Instruction —
Your task is to transcribe the records exactly, skipping every image.

start Dataset excerpts

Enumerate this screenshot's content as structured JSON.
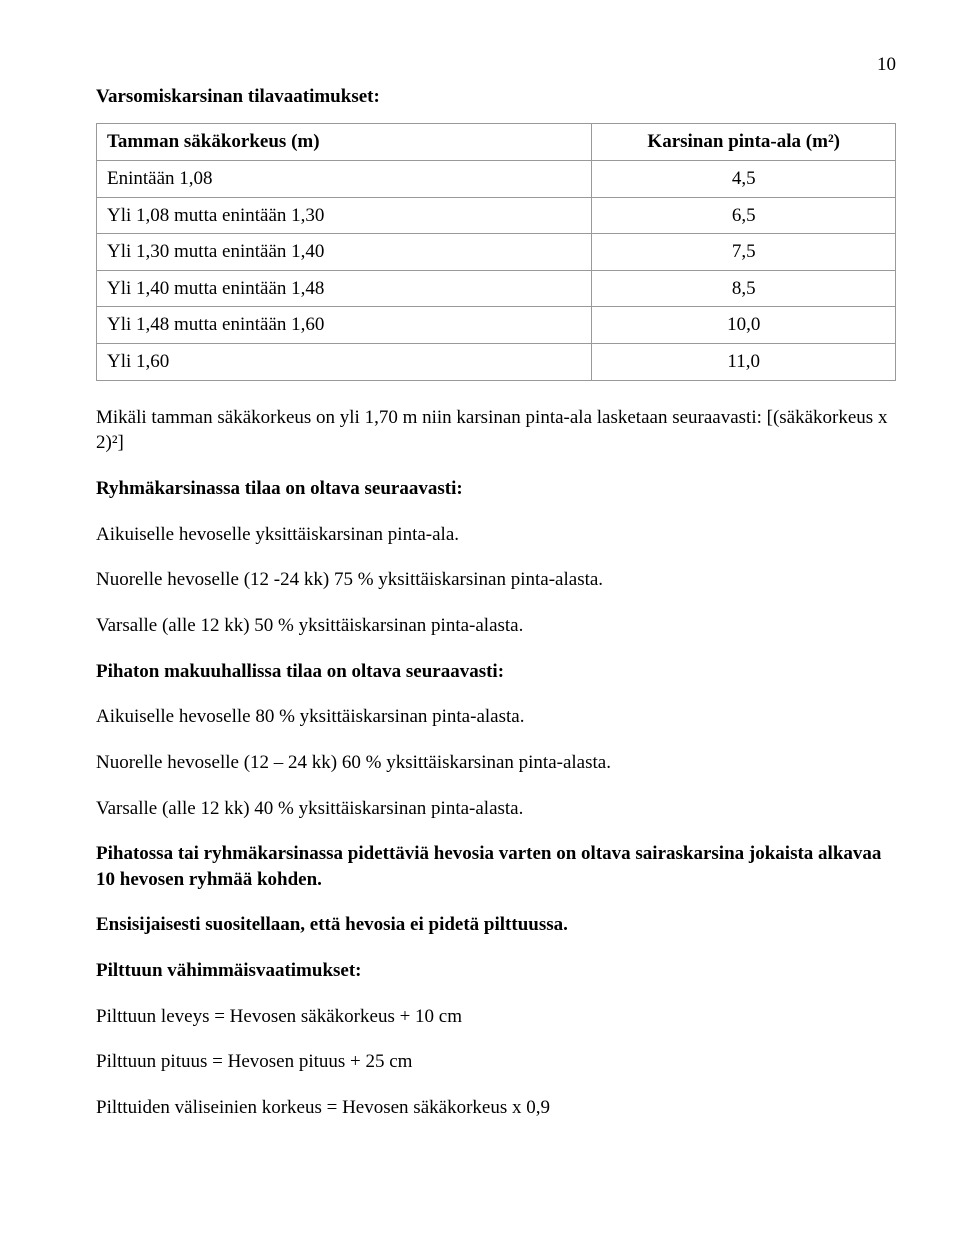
{
  "pageNumber": "10",
  "heading1": "Varsomiskarsinan tilavaatimukset:",
  "table": {
    "columns": [
      "Tamman säkäkorkeus (m)",
      "Karsinan pinta-ala (m²)"
    ],
    "rows": [
      [
        "Enintään 1,08",
        "4,5"
      ],
      [
        "Yli 1,08 mutta enintään 1,30",
        "6,5"
      ],
      [
        "Yli 1,30 mutta enintään 1,40",
        "7,5"
      ],
      [
        "Yli 1,40 mutta enintään 1,48",
        "8,5"
      ],
      [
        "Yli 1,48 mutta enintään 1,60",
        "10,0"
      ],
      [
        "Yli 1,60",
        "11,0"
      ]
    ]
  },
  "p_formula": "Mikäli tamman säkäkorkeus on yli 1,70 m niin karsinan pinta-ala lasketaan seuraavasti: [(säkäkorkeus x 2)²]",
  "h_ryhma": "Ryhmäkarsinassa tilaa on oltava seuraavasti:",
  "p_ryhma1": "Aikuiselle hevoselle yksittäiskarsinan pinta-ala.",
  "p_ryhma2": "Nuorelle hevoselle (12 -24 kk) 75 % yksittäiskarsinan pinta-alasta.",
  "p_ryhma3": "Varsalle (alle 12 kk) 50 % yksittäiskarsinan pinta-alasta.",
  "h_pihatto": "Pihaton makuuhallissa tilaa on oltava seuraavasti:",
  "p_pihatto1": "Aikuiselle hevoselle 80 % yksittäiskarsinan pinta-alasta.",
  "p_pihatto2": "Nuorelle hevoselle (12 – 24 kk) 60 % yksittäiskarsinan pinta-alasta.",
  "p_pihatto3": "Varsalle (alle 12 kk) 40 % yksittäiskarsinan pinta-alasta.",
  "p_sairas": "Pihatossa tai ryhmäkarsinassa pidettäviä hevosia varten on oltava sairaskarsina jokaista alkavaa 10 hevosen ryhmää kohden.",
  "p_ensisij": "Ensisijaisesti suositellaan, että hevosia ei pidetä pilttuussa.",
  "h_pilttuu": "Pilttuun vähimmäisvaatimukset:",
  "p_pilttuu1": "Pilttuun leveys = Hevosen säkäkorkeus + 10 cm",
  "p_pilttuu2": "Pilttuun pituus = Hevosen pituus + 25 cm",
  "p_pilttuu3": "Pilttuiden väliseinien korkeus = Hevosen säkäkorkeus x 0,9"
}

end Dataset excerpts

Result of this exercise —
Enumerate this screenshot's content as structured JSON.
{
  "pageNumber": "10",
  "heading1": "Varsomiskarsinan tilavaatimukset:",
  "table": {
    "columns": [
      "Tamman säkäkorkeus (m)",
      "Karsinan pinta-ala (m²)"
    ],
    "rows": [
      [
        "Enintään 1,08",
        "4,5"
      ],
      [
        "Yli 1,08 mutta enintään 1,30",
        "6,5"
      ],
      [
        "Yli 1,30 mutta enintään 1,40",
        "7,5"
      ],
      [
        "Yli 1,40 mutta enintään 1,48",
        "8,5"
      ],
      [
        "Yli 1,48 mutta enintään 1,60",
        "10,0"
      ],
      [
        "Yli 1,60",
        "11,0"
      ]
    ]
  },
  "p_formula": "Mikäli tamman säkäkorkeus on yli 1,70 m niin karsinan pinta-ala lasketaan seuraavasti: [(säkäkorkeus x 2)²]",
  "h_ryhma": "Ryhmäkarsinassa tilaa on oltava seuraavasti:",
  "p_ryhma1": "Aikuiselle hevoselle yksittäiskarsinan pinta-ala.",
  "p_ryhma2": "Nuorelle hevoselle (12 -24 kk) 75 % yksittäiskarsinan pinta-alasta.",
  "p_ryhma3": "Varsalle (alle 12 kk) 50 % yksittäiskarsinan pinta-alasta.",
  "h_pihatto": "Pihaton makuuhallissa tilaa on oltava seuraavasti:",
  "p_pihatto1": "Aikuiselle hevoselle 80 % yksittäiskarsinan pinta-alasta.",
  "p_pihatto2": "Nuorelle hevoselle (12 – 24 kk) 60 % yksittäiskarsinan pinta-alasta.",
  "p_pihatto3": "Varsalle (alle 12 kk) 40 % yksittäiskarsinan pinta-alasta.",
  "p_sairas": "Pihatossa tai ryhmäkarsinassa pidettäviä hevosia varten on oltava sairaskarsina jokaista alkavaa 10 hevosen ryhmää kohden.",
  "p_ensisij": "Ensisijaisesti suositellaan, että hevosia ei pidetä pilttuussa.",
  "h_pilttuu": "Pilttuun vähimmäisvaatimukset:",
  "p_pilttuu1": "Pilttuun leveys = Hevosen säkäkorkeus + 10 cm",
  "p_pilttuu2": "Pilttuun pituus = Hevosen pituus + 25 cm",
  "p_pilttuu3": "Pilttuiden väliseinien korkeus = Hevosen säkäkorkeus x 0,9"
}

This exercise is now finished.